**DOCUMENT EXTRACT**
###

Real computers were so far out of the realm of what I could conceive of as possible for a teenage girl in East Texas in the late 70s that it didn't even occur to me that I might be interested. I didn't learn to use a computer until I was in graduate school (my first, abortive attempt at grad school, in 1983)--so like everyone else, I typed all my undergrad papers on a Smith-Corona electric typewriter.
But once I finally made it to the world of tech, I was immediately in love. It felt like I had found my niche, my people. We weren't great at social skills and we were always wearing the wrong clothes, but we knew how to program the damn VCR. C'mon people, it's not that hard.
I loved the online forums and the listserv email groups for specific niche interests. I loved everything about all of it. I knew how to write DOS batch files. I knew how to create data-driven graphics in Lotus 1-2-3. I was a regular reader of Slashdot. I loved being the one who knew how to fix the laser printer. My favorite job ever was database programming, which I did for a couple of years in the late 80s, just as the shift from flat-file to relational databases was happening. I was ON IT.
Since the bar for admission to all of this was being comfortable with all things tech-y, it was a self-limiting field. Pretty much everyone online back then was a nerd, and we were all self-taught. The real techies, the ones who had taken computer science classes in college, were writing machine language (code that communicates directly with hardware).
But alas, times have changed. Now there are all kinds of programs that act as front ends to the tech. That's not to say they are dumbed down-- I'm not nearly smart enough to know the social media tech that teenagers handle with ease. But there aren't the same kind of social and knowledge barriers to admission that there were back in the 80s and 90s.
So now the internet has become just like real life. Once again I am a nerd that doesn't really get it, the one that doesn't know how to write a good post on Instagram or Twitter, isn't really all that interested in the vast library of makeup and skincare tutorials on YouTube, and really, seriously does not want to make pop tarts or ketchup from scratch from a cooking blog. I do not want to shelve my books by color, or drape them with ribbons so they look prettier.
In other words, I no longer fit in on the internet. Those are not my people. And since years of being out of the industry have dulled my tech skills, I don't really fit there either. This has been true for years, but I couldn't figure out what had happened until an online friend from back in the 90s pointed it out to me. *sigh* It was nice while it lasted.
(You know, I'm kind of cringing to think of this as an issue of representation, but I don't have time to totally re-write this post. Just think of this post as two separate stories.)
1 comment:
I keep reading your posts as they show up in my email and think of lots of things to say in response but clearly never get as far as actually responding. Probably because I read the rest of the emails and then check FB and by then I've been completely distracted and my brain is full of things I need to do.
Representation matters and it is amazing when you finally feel seen. But dang isn't it making a lot of white men really cranky to start to think that maybe, just possibly, they aren't the center of the universe at all times??
Since your girl is getting married, I'm assuming there isn't a chance you'll make it to Bouchercon, is there? i'd love to see you and get caught up and all, but another time, I guess. Hugs and good luck with it all!

###

**RECORDS SHOWN**
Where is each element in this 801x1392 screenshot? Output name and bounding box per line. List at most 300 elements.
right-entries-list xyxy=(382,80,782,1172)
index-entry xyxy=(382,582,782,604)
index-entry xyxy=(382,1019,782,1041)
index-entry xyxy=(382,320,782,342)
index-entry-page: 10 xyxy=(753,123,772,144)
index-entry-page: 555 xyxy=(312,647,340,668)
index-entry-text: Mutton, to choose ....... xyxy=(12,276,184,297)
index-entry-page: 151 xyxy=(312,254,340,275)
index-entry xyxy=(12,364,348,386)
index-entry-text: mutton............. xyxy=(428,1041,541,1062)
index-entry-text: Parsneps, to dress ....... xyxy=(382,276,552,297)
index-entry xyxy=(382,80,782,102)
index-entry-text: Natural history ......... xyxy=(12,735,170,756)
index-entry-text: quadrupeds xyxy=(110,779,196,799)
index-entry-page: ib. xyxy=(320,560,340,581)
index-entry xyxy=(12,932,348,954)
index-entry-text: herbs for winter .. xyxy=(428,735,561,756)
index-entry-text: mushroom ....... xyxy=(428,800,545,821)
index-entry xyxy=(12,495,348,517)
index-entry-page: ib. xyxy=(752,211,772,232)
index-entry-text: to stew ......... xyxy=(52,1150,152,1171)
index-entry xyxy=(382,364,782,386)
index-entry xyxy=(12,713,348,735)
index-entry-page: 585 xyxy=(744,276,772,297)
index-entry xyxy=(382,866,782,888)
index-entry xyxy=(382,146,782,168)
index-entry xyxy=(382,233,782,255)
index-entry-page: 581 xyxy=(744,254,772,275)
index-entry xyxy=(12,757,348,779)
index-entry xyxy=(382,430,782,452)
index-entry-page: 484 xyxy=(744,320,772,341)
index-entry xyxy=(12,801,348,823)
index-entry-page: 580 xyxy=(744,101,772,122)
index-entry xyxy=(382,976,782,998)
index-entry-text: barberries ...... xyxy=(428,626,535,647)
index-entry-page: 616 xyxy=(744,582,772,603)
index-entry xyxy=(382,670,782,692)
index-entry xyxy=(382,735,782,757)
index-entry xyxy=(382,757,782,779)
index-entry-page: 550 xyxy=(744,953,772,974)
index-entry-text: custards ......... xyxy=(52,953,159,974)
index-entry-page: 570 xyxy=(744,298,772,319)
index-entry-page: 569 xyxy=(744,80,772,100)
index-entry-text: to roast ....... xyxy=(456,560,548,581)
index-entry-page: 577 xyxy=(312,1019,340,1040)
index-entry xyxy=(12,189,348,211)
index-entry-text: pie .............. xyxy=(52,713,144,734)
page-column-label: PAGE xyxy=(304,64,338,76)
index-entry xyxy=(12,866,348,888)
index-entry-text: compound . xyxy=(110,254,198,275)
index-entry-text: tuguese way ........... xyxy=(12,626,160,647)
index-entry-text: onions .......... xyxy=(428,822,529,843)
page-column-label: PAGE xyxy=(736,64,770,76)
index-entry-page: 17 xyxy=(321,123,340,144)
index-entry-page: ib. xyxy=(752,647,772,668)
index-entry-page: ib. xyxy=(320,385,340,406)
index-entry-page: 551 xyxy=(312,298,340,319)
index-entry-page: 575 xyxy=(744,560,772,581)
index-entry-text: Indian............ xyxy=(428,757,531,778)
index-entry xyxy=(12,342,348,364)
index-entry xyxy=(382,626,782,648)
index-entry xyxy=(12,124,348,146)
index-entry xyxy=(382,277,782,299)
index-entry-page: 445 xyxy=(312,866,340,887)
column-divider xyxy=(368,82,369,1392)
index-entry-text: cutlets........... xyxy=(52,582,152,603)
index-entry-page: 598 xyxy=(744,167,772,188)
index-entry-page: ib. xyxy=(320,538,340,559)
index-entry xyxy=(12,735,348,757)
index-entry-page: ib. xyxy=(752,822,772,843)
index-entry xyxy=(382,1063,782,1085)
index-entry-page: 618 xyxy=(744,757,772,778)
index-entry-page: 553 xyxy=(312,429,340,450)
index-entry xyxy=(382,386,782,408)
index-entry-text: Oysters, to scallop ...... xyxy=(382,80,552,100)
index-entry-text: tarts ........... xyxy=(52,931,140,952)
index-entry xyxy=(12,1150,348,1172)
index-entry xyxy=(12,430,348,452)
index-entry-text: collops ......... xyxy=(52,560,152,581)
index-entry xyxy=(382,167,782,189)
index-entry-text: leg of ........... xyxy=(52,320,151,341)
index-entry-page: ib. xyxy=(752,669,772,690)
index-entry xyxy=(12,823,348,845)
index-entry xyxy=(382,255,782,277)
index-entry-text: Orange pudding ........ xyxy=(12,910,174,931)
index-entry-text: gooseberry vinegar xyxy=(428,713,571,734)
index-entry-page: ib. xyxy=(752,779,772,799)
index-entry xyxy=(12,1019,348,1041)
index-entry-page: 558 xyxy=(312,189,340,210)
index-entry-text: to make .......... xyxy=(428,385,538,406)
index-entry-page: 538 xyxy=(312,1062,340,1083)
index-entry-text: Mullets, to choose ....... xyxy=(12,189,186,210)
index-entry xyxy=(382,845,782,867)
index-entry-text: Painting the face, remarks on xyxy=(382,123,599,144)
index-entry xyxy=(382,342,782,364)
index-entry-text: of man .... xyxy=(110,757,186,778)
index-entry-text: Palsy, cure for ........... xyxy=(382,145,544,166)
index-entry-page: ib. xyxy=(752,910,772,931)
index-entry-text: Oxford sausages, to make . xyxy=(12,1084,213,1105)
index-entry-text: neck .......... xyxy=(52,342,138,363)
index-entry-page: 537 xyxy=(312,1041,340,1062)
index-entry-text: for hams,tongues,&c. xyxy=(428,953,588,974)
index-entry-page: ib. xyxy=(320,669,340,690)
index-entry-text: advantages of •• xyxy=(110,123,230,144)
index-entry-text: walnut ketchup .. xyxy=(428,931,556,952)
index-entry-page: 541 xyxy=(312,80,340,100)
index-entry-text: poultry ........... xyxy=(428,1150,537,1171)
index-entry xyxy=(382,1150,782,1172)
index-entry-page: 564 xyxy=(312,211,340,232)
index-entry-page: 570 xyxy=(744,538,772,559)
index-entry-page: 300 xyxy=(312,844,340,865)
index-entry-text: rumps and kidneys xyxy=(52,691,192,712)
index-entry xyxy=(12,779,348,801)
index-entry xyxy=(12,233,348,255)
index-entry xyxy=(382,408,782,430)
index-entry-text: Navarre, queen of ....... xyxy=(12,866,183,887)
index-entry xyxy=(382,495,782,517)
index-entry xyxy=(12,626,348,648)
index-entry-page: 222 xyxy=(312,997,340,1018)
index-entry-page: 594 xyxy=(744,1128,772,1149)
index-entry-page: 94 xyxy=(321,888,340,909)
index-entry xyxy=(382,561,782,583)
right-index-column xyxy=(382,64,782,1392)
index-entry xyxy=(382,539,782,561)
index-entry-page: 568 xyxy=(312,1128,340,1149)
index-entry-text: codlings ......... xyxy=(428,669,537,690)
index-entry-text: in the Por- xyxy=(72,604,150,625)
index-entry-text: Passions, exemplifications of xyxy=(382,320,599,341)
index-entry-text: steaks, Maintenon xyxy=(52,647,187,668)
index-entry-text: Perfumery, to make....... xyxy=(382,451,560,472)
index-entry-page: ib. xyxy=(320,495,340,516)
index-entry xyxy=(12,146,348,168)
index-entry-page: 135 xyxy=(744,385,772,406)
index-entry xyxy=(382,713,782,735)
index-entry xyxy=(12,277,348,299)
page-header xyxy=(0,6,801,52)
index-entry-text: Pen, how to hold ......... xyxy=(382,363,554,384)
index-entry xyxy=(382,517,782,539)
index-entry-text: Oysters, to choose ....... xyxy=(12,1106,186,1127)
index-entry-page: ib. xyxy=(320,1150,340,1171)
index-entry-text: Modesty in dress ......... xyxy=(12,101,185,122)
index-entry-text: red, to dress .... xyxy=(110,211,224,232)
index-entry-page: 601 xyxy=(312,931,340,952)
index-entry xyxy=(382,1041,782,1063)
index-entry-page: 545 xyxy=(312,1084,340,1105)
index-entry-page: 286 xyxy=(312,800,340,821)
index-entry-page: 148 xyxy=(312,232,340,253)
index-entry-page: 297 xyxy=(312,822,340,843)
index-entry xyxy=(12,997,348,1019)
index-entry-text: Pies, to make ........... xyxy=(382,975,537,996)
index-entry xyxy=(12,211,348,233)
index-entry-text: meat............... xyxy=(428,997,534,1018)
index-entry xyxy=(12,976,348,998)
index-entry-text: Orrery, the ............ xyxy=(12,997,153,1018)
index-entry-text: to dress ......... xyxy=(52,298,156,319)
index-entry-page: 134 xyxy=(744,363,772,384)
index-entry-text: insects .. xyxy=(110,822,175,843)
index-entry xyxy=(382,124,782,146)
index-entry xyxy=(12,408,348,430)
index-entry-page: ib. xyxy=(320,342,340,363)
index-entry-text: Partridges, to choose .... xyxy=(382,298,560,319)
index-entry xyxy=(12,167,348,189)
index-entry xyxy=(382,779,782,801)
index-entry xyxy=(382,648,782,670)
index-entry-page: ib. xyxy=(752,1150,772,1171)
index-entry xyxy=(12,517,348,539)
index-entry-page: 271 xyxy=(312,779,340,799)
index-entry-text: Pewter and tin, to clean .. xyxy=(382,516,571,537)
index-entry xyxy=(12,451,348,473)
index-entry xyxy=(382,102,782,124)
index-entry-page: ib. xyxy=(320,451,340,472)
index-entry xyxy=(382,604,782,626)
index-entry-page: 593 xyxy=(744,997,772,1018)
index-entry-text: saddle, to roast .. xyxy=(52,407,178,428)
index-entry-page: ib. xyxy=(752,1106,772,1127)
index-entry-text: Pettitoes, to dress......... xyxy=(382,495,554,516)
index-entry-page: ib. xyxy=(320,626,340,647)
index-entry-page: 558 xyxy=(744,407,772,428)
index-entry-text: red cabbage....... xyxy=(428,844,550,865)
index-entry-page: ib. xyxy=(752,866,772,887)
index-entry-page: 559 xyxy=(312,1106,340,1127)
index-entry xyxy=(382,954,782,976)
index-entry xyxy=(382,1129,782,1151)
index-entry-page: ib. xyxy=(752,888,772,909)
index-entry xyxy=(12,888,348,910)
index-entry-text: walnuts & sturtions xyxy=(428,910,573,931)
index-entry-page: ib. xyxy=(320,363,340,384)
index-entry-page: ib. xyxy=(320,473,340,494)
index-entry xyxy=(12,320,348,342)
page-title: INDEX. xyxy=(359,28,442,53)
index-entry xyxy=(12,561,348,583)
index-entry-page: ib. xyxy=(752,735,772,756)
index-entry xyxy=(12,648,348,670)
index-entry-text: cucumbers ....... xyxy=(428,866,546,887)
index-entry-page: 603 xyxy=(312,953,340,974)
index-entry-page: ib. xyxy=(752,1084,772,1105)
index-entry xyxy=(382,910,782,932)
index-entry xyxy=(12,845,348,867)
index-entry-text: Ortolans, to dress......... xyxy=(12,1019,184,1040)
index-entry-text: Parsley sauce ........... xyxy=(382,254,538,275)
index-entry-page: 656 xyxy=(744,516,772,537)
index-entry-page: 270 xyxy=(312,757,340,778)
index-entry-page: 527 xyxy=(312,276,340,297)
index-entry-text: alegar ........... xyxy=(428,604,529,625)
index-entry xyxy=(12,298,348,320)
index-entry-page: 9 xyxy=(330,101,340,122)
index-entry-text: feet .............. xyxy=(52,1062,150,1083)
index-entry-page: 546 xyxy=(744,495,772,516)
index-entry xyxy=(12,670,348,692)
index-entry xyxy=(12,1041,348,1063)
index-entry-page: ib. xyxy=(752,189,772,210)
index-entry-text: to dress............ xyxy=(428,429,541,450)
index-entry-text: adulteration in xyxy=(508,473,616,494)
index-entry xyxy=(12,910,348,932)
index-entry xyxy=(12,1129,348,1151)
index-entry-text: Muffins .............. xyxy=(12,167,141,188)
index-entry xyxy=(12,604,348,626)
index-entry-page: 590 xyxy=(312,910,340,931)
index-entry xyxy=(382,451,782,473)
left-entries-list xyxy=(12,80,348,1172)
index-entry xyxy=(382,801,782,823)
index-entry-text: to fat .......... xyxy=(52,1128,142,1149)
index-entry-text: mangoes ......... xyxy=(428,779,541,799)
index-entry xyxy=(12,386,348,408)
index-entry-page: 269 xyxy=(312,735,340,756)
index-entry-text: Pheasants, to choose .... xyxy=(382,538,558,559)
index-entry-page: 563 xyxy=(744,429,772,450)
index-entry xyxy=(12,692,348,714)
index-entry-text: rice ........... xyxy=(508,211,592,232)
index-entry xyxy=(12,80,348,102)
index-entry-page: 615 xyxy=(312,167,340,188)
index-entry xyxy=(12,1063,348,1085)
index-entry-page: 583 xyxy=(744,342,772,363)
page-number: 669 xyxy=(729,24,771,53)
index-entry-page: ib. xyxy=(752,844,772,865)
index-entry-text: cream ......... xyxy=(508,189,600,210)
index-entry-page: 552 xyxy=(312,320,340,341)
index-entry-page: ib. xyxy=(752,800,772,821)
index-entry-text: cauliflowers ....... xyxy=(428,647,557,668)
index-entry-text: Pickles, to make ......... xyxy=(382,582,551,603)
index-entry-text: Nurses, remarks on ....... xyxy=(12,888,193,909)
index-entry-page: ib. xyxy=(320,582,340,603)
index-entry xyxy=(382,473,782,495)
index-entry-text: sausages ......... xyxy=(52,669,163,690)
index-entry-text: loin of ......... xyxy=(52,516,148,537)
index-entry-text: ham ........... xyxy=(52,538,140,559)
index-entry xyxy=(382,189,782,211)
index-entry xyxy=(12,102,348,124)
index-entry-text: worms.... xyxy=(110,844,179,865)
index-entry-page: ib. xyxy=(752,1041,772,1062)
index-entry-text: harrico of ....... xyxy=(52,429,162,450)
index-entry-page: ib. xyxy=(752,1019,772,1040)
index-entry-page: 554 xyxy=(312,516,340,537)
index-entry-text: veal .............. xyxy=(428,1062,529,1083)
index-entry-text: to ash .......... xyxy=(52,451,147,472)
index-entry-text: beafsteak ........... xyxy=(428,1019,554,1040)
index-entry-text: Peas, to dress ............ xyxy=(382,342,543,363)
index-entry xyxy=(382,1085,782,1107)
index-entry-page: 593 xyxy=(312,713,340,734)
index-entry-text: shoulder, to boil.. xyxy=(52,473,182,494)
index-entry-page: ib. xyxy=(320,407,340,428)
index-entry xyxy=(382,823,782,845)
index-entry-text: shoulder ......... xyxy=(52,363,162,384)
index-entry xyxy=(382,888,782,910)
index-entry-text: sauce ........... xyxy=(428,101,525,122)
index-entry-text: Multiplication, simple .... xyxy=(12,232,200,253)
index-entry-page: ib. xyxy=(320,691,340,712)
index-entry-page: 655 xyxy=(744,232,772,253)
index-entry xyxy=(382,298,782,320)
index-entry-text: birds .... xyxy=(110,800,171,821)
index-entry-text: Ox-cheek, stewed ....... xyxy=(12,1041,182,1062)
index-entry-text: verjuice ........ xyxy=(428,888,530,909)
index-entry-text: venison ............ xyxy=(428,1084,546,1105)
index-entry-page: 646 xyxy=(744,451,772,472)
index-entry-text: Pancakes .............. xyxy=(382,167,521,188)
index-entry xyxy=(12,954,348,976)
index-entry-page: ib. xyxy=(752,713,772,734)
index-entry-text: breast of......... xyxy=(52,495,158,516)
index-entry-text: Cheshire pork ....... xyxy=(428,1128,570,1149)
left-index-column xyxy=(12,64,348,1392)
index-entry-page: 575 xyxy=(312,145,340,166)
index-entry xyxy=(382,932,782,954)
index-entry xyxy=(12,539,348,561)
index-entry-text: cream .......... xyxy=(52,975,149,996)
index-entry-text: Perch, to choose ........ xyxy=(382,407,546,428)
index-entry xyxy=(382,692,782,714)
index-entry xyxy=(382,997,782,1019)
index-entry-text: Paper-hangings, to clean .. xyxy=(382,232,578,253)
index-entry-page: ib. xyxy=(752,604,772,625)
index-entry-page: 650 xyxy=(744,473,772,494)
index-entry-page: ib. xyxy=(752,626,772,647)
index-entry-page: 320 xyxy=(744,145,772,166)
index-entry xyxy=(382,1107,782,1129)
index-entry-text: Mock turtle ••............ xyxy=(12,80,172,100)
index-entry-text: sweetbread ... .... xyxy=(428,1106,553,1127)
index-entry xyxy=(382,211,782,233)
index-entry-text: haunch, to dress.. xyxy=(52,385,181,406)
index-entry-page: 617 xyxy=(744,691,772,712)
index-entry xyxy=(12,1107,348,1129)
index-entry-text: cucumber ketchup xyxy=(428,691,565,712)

###

**WHAT YOU WILL DO**
**1.** Print the passage from the blog post that begins with the words "Real computers were" and ends after the words "not that hard.".
**2.** According to the blog post, what did its writer use to type all of the undergraduate papers?

**ANSWERS GIVEN**
**1.**
Real computers were so far out of the realm of what I could conceive of as possible for a teenage girl in East Texas in the late 70s that it didn't even occur to me that I might be interested. I didn't learn to use a computer until I was in graduate school (my first, abortive attempt at grad school, in 1983)--so like everyone else, I typed all my undergrad papers on a Smith-Corona electric typewriter.
But once I finally made it to the world of tech, I was immediately in love. It felt like I had found my niche, my people. We weren't great at social skills and we were always wearing the wrong clothes, but we knew how to program the damn VCR. C'mon people, it's not that hard.

**2.** A Smith-Corona electric typewriter.